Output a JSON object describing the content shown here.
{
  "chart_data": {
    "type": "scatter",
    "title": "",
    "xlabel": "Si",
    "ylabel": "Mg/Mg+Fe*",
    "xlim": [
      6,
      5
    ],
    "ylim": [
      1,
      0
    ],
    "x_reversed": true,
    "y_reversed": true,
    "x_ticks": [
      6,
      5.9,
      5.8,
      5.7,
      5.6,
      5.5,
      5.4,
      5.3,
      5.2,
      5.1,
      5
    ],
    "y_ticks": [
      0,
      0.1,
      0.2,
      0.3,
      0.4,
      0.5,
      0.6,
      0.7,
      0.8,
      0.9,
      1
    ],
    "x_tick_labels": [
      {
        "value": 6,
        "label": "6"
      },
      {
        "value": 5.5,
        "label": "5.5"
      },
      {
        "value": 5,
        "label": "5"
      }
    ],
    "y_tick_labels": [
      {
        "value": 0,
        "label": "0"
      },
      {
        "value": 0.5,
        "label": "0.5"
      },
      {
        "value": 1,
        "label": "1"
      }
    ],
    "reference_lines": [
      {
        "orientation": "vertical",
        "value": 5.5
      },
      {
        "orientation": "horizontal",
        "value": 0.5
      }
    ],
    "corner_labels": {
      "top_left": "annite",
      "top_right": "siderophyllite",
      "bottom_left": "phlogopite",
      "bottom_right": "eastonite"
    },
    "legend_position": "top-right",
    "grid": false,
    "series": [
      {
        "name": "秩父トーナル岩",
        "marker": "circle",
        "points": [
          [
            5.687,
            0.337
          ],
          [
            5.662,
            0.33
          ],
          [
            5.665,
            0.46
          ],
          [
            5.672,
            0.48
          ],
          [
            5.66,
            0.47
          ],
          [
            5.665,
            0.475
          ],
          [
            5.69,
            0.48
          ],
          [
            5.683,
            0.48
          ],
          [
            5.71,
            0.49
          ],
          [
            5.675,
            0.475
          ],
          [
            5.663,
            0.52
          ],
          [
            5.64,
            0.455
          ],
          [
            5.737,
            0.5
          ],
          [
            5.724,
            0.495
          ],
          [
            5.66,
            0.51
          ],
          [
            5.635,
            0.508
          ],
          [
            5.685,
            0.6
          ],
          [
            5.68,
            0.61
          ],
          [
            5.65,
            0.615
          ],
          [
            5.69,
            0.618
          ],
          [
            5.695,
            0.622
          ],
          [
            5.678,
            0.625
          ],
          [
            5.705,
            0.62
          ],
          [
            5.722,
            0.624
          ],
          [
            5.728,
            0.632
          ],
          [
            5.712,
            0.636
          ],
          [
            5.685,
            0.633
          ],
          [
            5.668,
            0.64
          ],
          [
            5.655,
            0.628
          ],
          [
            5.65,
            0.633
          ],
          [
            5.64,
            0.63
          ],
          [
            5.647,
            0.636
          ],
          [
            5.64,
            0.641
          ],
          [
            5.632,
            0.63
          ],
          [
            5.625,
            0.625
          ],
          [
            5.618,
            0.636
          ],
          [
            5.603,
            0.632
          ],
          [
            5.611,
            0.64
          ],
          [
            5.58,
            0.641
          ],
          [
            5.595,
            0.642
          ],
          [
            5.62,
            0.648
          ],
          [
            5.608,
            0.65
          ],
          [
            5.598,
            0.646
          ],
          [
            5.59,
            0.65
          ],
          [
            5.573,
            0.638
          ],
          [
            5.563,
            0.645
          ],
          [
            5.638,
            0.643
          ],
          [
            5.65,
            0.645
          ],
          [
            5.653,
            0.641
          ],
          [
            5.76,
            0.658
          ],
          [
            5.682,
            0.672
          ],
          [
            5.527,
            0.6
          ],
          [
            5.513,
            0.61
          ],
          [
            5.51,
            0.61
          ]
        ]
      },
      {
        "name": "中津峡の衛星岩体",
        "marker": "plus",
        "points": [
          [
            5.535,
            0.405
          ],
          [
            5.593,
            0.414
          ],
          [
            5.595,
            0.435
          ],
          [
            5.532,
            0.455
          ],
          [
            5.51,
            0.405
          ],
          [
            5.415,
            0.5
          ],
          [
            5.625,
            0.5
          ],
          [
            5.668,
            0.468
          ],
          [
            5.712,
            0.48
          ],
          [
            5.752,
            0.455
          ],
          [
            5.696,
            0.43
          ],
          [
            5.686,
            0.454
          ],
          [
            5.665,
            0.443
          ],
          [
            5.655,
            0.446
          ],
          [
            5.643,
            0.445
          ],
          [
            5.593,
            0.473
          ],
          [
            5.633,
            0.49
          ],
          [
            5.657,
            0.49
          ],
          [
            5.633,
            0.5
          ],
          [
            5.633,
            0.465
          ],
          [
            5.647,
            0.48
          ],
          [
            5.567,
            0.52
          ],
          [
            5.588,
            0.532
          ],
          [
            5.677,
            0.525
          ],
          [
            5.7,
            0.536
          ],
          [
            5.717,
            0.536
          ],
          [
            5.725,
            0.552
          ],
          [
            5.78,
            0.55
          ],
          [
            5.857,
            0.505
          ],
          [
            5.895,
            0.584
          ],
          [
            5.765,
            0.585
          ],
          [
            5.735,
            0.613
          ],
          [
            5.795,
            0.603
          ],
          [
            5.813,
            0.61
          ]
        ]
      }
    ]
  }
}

------------------------------------------------------------

Which lines hold the string "value"? Copy all of them from the data above.

        "value": 6,
        "value": 5.5,
        "value": 5,
        "value": 0,
        "value": 0.5,
        "value": 1,
        "value": 5.5
        "value": 0.5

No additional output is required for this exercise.